- _Aim of the task_: Locate the lines of the listing below that hold "arcsec", then copy each of them.

# start of Stored data

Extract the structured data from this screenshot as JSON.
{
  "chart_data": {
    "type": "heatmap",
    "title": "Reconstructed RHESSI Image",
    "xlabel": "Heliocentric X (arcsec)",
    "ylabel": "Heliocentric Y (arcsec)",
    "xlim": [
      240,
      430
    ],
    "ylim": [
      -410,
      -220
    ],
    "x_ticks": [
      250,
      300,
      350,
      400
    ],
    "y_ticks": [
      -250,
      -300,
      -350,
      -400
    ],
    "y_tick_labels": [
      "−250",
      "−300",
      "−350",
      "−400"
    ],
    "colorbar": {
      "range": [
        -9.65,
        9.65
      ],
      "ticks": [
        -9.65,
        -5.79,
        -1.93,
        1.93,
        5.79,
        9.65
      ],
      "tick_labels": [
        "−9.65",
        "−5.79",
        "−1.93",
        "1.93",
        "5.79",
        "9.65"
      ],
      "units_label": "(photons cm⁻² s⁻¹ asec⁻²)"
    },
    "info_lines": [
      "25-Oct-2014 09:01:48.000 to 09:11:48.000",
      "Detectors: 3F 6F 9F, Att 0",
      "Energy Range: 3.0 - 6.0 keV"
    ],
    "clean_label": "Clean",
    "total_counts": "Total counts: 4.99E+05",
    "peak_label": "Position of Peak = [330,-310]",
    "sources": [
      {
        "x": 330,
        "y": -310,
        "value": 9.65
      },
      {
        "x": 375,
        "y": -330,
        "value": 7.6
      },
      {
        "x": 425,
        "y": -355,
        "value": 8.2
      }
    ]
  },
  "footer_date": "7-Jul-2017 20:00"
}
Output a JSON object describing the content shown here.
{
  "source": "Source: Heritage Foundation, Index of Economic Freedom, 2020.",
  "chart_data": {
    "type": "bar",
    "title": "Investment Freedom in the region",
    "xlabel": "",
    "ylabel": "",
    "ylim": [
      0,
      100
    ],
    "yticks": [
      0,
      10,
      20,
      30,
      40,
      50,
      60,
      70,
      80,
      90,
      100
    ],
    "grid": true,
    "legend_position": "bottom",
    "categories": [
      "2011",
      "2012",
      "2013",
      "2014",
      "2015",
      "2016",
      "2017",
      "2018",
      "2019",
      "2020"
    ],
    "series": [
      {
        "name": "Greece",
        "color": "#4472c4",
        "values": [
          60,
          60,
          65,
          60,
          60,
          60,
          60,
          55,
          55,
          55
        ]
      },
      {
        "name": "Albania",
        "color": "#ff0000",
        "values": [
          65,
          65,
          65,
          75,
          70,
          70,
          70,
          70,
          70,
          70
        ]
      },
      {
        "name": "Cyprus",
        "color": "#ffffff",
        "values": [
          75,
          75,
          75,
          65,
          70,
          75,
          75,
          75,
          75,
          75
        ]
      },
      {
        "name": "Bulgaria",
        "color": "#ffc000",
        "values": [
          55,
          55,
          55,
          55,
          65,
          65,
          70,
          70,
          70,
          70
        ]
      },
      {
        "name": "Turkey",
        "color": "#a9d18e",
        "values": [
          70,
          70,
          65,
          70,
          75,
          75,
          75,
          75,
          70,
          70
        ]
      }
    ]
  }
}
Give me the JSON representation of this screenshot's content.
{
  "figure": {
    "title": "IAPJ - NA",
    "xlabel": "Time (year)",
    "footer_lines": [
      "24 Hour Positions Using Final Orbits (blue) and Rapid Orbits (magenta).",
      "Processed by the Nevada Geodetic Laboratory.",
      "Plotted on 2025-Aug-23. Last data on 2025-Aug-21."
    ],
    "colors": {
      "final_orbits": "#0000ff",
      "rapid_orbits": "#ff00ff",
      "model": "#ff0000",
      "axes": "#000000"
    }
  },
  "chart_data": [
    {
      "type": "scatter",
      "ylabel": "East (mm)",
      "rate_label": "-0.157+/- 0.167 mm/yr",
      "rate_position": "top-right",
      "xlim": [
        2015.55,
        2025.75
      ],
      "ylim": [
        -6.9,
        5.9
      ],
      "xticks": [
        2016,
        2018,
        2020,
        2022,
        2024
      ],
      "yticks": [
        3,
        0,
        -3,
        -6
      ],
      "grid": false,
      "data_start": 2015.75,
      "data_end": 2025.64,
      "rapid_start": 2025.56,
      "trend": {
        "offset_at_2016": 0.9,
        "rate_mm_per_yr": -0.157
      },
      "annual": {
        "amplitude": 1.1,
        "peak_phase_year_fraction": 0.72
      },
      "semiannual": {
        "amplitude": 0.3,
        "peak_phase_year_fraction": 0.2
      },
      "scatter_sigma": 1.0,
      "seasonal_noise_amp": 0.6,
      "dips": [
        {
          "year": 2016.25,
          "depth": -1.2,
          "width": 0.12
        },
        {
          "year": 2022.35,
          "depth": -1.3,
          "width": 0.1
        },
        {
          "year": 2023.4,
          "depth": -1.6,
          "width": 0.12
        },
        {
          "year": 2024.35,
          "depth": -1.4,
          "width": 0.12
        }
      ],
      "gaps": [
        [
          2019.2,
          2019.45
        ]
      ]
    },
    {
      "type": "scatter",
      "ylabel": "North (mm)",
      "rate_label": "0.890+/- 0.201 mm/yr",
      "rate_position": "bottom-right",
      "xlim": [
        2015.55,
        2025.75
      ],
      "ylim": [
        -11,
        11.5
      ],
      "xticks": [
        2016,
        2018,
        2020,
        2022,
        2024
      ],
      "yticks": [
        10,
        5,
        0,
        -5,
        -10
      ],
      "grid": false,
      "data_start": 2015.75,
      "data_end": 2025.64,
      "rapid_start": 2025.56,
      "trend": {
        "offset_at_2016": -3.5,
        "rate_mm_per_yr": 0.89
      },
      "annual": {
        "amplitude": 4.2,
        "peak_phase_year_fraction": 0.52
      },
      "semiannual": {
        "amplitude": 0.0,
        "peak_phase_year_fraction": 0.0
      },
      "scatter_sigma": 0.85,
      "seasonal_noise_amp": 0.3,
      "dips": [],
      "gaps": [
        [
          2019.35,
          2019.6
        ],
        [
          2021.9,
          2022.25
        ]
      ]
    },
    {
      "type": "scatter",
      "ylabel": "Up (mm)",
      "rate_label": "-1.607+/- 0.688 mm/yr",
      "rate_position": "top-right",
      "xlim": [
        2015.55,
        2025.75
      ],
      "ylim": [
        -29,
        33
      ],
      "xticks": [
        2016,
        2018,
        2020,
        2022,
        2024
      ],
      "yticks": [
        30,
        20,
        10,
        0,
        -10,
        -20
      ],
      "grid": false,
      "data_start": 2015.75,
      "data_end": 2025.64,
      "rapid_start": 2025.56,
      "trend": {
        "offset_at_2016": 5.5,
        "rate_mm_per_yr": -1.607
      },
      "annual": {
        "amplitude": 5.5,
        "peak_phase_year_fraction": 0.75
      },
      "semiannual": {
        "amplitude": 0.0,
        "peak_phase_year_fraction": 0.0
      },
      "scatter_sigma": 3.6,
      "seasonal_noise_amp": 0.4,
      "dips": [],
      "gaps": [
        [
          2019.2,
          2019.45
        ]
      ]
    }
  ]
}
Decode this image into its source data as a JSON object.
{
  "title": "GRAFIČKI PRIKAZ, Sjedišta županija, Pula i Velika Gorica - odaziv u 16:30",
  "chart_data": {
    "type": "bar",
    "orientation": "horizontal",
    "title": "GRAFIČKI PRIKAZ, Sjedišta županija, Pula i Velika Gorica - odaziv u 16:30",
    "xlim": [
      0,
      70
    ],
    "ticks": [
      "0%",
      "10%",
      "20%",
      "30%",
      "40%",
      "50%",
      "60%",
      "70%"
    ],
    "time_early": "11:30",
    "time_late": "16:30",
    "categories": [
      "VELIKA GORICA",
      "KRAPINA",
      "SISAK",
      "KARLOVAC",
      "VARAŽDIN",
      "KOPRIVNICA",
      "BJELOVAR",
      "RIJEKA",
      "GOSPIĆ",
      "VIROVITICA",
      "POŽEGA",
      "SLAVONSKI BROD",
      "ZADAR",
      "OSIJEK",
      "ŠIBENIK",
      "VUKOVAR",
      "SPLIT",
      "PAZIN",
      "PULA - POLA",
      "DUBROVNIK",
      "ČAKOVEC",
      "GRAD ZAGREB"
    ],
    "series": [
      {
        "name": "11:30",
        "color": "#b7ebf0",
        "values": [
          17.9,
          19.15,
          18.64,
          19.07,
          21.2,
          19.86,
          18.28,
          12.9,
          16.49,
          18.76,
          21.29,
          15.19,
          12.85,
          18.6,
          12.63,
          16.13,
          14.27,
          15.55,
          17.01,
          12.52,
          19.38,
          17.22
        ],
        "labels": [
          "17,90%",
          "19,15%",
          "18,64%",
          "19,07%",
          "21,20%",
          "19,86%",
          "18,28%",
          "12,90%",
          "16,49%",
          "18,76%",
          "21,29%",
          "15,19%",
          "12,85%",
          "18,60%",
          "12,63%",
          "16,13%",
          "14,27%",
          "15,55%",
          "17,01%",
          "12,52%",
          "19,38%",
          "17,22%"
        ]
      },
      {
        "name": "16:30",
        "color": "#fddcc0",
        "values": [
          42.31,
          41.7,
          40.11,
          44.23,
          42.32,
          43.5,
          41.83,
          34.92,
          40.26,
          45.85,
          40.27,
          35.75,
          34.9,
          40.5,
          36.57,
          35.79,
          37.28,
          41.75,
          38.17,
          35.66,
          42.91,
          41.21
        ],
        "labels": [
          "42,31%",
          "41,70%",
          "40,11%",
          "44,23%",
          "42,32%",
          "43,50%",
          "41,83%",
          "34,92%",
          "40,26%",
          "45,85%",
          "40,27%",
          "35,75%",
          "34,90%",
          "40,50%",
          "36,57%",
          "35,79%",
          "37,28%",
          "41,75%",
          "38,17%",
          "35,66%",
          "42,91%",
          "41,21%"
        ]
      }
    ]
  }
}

# end of Stored data

- _Finished task_:
    "xlabel": "Heliocentric X (arcsec)",
    "ylabel": "Heliocentric Y (arcsec)",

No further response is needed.